Collected data entries
———

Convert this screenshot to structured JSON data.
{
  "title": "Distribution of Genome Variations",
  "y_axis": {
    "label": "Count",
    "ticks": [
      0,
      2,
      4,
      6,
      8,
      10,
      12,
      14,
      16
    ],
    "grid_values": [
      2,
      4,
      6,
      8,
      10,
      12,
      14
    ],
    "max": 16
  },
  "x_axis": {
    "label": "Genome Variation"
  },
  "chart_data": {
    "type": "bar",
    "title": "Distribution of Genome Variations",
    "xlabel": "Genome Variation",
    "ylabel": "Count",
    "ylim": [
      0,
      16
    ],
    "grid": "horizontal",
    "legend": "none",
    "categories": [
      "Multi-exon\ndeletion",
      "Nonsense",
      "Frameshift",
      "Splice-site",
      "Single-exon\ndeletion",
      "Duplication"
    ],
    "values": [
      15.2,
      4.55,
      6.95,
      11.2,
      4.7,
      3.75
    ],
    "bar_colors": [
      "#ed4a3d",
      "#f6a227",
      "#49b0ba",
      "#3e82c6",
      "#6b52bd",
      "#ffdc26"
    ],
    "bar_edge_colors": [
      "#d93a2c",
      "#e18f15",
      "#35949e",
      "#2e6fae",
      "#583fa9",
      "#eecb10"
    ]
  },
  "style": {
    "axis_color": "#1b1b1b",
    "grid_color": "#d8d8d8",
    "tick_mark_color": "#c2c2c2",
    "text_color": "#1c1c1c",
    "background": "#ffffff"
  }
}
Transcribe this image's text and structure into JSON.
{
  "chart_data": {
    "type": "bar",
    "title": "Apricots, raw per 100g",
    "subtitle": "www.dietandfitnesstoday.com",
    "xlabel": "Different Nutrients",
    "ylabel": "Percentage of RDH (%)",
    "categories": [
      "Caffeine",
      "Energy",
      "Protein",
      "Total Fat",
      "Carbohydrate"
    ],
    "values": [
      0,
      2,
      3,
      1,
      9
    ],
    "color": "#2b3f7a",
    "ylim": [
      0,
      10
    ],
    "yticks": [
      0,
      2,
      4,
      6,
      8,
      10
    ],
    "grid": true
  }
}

———

> [WHAT THE TASK ASKS]: Each record is to be retyped exactly as written.

> [EXERCISE RESULT]:
Convert this screenshot to structured JSON data.
{
  "title": "Distribution of Genome Variations",
  "y_axis": {
    "label": "Count",
    "ticks": [
      0,
      2,
      4,
      6,
      8,
      10,
      12,
      14,
      16
    ],
    "grid_values": [
      2,
      4,
      6,
      8,
      10,
      12,
      14
    ],
    "max": 16
  },
  "x_axis": {
    "label": "Genome Variation"
  },
  "chart_data": {
    "type": "bar",
    "title": "Distribution of Genome Variations",
    "xlabel": "Genome Variation",
    "ylabel": "Count",
    "ylim": [
      0,
      16
    ],
    "grid": "horizontal",
    "legend": "none",
    "categories": [
      "Multi-exon\ndeletion",
      "Nonsense",
      "Frameshift",
      "Splice-site",
      "Single-exon\ndeletion",
      "Duplication"
    ],
    "values": [
      15.2,
      4.55,
      6.95,
      11.2,
      4.7,
      3.75
    ],
    "bar_colors": [
      "#ed4a3d",
      "#f6a227",
      "#49b0ba",
      "#3e82c6",
      "#6b52bd",
      "#ffdc26"
    ],
    "bar_edge_colors": [
      "#d93a2c",
      "#e18f15",
      "#35949e",
      "#2e6fae",
      "#583fa9",
      "#eecb10"
    ]
  },
  "style": {
    "axis_color": "#1b1b1b",
    "grid_color": "#d8d8d8",
    "tick_mark_color": "#c2c2c2",
    "text_color": "#1c1c1c",
    "background": "#ffffff"
  }
}
Transcribe this image's text and structure into JSON.
{
  "chart_data": {
    "type": "bar",
    "title": "Apricots, raw per 100g",
    "subtitle": "www.dietandfitnesstoday.com",
    "xlabel": "Different Nutrients",
    "ylabel": "Percentage of RDH (%)",
    "categories": [
      "Caffeine",
      "Energy",
      "Protein",
      "Total Fat",
      "Carbohydrate"
    ],
    "values": [
      0,
      2,
      3,
      1,
      9
    ],
    "color": "#2b3f7a",
    "ylim": [
      0,
      10
    ],
    "yticks": [
      0,
      2,
      4,
      6,
      8,
      10
    ],
    "grid": true
  }
}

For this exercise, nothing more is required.